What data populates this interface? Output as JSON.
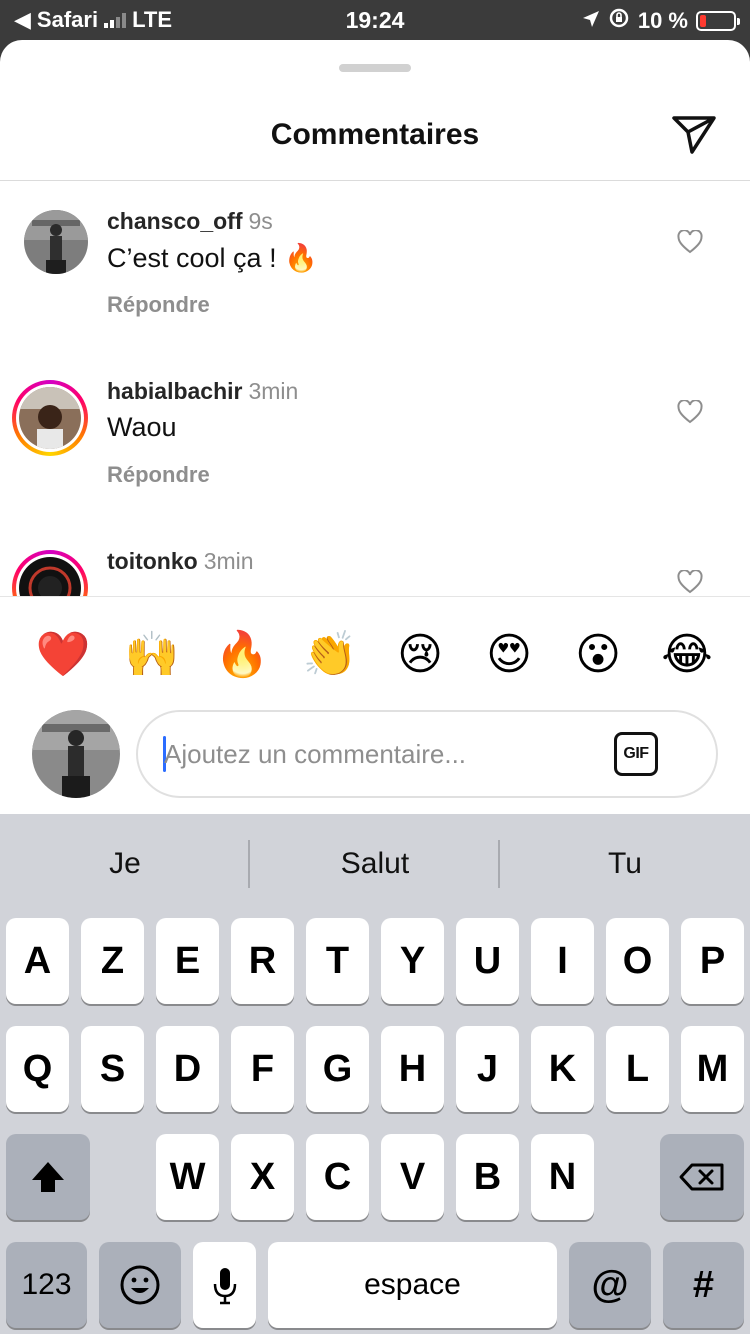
{
  "status_bar": {
    "back_app": "Safari",
    "network": "LTE",
    "time": "19:24",
    "battery_percent": "10 %",
    "battery_level": 0.1
  },
  "sheet": {
    "title": "Commentaires",
    "send_icon": "paper-plane-icon"
  },
  "comments": [
    {
      "username": "chansco_off",
      "time": "9s",
      "text": "C’est cool ça ! 🔥",
      "reply_label": "Répondre",
      "has_story_ring": false
    },
    {
      "username": "habialbachir",
      "time": "3min",
      "text": "Waou",
      "reply_label": "Répondre",
      "has_story_ring": true
    },
    {
      "username": "toitonko",
      "time": "3min",
      "text": "",
      "reply_label": "",
      "has_story_ring": true
    }
  ],
  "reactions": [
    "❤️",
    "🙌",
    "🔥",
    "👏",
    "😢",
    "😍",
    "😮",
    "😂"
  ],
  "composer": {
    "placeholder": "Ajoutez un commentaire...",
    "gif_label": "GIF"
  },
  "keyboard": {
    "suggestions": [
      "Je",
      "Salut",
      "Tu"
    ],
    "row1": [
      "A",
      "Z",
      "E",
      "R",
      "T",
      "Y",
      "U",
      "I",
      "O",
      "P"
    ],
    "row2": [
      "Q",
      "S",
      "D",
      "F",
      "G",
      "H",
      "J",
      "K",
      "L",
      "M"
    ],
    "row3": [
      "W",
      "X",
      "C",
      "V",
      "B",
      "N"
    ],
    "numbers_label": "123",
    "space_label": "espace",
    "at_label": "@",
    "hash_label": "#"
  },
  "colors": {
    "story_ring": [
      "#d300c5",
      "#ff0069",
      "#ffd600"
    ],
    "caret": "#2b6cff",
    "battery_low": "#ff3b30"
  }
}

What to do
Set down the material above as is, without any pictures.

Result
What data populates this interface? Output as JSON.
{
  "status_bar": {
    "back_app": "Safari",
    "network": "LTE",
    "time": "19:24",
    "battery_percent": "10 %",
    "battery_level": 0.1
  },
  "sheet": {
    "title": "Commentaires",
    "send_icon": "paper-plane-icon"
  },
  "comments": [
    {
      "username": "chansco_off",
      "time": "9s",
      "text": "C’est cool ça ! 🔥",
      "reply_label": "Répondre",
      "has_story_ring": false
    },
    {
      "username": "habialbachir",
      "time": "3min",
      "text": "Waou",
      "reply_label": "Répondre",
      "has_story_ring": true
    },
    {
      "username": "toitonko",
      "time": "3min",
      "text": "",
      "reply_label": "",
      "has_story_ring": true
    }
  ],
  "reactions": [
    "❤️",
    "🙌",
    "🔥",
    "👏",
    "😢",
    "😍",
    "😮",
    "😂"
  ],
  "composer": {
    "placeholder": "Ajoutez un commentaire...",
    "gif_label": "GIF"
  },
  "keyboard": {
    "suggestions": [
      "Je",
      "Salut",
      "Tu"
    ],
    "row1": [
      "A",
      "Z",
      "E",
      "R",
      "T",
      "Y",
      "U",
      "I",
      "O",
      "P"
    ],
    "row2": [
      "Q",
      "S",
      "D",
      "F",
      "G",
      "H",
      "J",
      "K",
      "L",
      "M"
    ],
    "row3": [
      "W",
      "X",
      "C",
      "V",
      "B",
      "N"
    ],
    "numbers_label": "123",
    "space_label": "espace",
    "at_label": "@",
    "hash_label": "#"
  },
  "colors": {
    "story_ring": [
      "#d300c5",
      "#ff0069",
      "#ffd600"
    ],
    "caret": "#2b6cff",
    "battery_low": "#ff3b30"
  }
}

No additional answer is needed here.